**Excerpt provided:**
Paul Doyle

Personal information
- Full name: Paul Doyle
- Date of birth: 26 September 1984 (age 40)
- Place of birth: Bellshill, Scotland
- Position(s): Defender

Youth career
- 2000–2001: Clyde

Senior career*
- Years: Team / Apps / (Gls)
- 2001–2005: Clyde / 9 / (0)
- 2002: → Larkhall Thistle (loan)
- 2004–2005: → Montrose (loan) / 26 / (2)
- 2005–2006: Montrose / 22 / (0)
- 2006–2007: East Fife / 11 / (0)
- 2007–2008: East Stirlingshire / 16 / (1)

= Paul Doyle (Scottish footballer) =

Scottish footballer

Paul Doyle (born 26 September 1984 in Bellshill) is a Scottish football defender.

**Directions:** Extend the profile of Scottish footballer Paul Doyle, beginning after its last sentence. The rows that follow come from a different source than the article.

**Data provided:**
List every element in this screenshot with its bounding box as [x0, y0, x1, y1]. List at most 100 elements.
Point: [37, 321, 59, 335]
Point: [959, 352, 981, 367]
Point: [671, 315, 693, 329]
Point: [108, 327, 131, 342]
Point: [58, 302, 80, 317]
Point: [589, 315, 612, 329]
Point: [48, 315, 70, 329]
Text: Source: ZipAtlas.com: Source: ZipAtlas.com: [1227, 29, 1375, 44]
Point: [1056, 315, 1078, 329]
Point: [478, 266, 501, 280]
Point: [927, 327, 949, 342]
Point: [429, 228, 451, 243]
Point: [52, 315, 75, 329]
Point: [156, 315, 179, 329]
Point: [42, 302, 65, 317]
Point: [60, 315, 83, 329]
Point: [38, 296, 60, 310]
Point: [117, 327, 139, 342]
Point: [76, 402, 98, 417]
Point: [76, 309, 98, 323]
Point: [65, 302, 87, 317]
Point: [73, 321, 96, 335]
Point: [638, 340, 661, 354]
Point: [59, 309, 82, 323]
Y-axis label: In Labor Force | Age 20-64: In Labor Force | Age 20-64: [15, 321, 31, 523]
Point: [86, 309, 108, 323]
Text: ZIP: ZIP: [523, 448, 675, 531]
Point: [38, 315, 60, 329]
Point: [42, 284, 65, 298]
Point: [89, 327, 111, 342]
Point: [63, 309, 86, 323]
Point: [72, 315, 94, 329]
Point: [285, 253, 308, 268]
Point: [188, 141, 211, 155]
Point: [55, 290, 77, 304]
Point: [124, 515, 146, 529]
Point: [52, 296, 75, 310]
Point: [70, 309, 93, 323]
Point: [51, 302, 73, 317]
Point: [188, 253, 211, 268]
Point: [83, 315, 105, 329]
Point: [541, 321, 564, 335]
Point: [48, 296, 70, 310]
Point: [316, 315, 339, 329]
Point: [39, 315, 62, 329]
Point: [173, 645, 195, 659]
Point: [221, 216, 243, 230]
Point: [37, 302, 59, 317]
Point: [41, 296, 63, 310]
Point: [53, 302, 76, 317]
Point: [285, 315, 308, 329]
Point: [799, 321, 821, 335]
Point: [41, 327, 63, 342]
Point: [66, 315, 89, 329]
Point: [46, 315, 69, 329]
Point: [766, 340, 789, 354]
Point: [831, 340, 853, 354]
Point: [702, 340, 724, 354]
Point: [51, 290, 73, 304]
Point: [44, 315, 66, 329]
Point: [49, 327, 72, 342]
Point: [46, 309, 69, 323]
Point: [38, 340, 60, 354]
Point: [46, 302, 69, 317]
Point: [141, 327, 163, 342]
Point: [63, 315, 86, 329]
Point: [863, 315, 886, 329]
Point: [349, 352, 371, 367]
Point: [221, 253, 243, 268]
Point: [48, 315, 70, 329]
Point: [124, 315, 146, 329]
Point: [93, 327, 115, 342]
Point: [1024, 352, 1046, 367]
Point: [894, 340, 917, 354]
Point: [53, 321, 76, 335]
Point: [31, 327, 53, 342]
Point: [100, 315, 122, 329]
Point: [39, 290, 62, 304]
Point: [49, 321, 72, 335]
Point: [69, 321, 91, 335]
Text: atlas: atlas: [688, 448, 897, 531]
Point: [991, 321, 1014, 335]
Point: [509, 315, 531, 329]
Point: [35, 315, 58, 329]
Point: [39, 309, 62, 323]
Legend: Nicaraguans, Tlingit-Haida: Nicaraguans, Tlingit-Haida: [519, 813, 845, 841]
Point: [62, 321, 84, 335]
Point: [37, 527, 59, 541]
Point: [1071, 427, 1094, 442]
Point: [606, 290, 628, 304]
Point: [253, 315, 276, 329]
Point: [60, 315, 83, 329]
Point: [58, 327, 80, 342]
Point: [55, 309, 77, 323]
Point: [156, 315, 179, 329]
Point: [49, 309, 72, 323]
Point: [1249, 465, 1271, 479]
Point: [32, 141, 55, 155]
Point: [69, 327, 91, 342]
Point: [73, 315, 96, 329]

**Exercise output:**
Doyle came through the Clyde youth system, and captained the Under 18 and Under 19 sides. He made his senior debut coming on as a substitute on the last day of 2002-03 season, in a match against Arbroath. He made eight appearances the following season, mainly as a sub.

In season 2004-05, he was sent out on loan to Montrose for the full season. This move was made permanent in July 2005.

He then spent a year at East Fife, before joining East Stirlingshire in July 2007.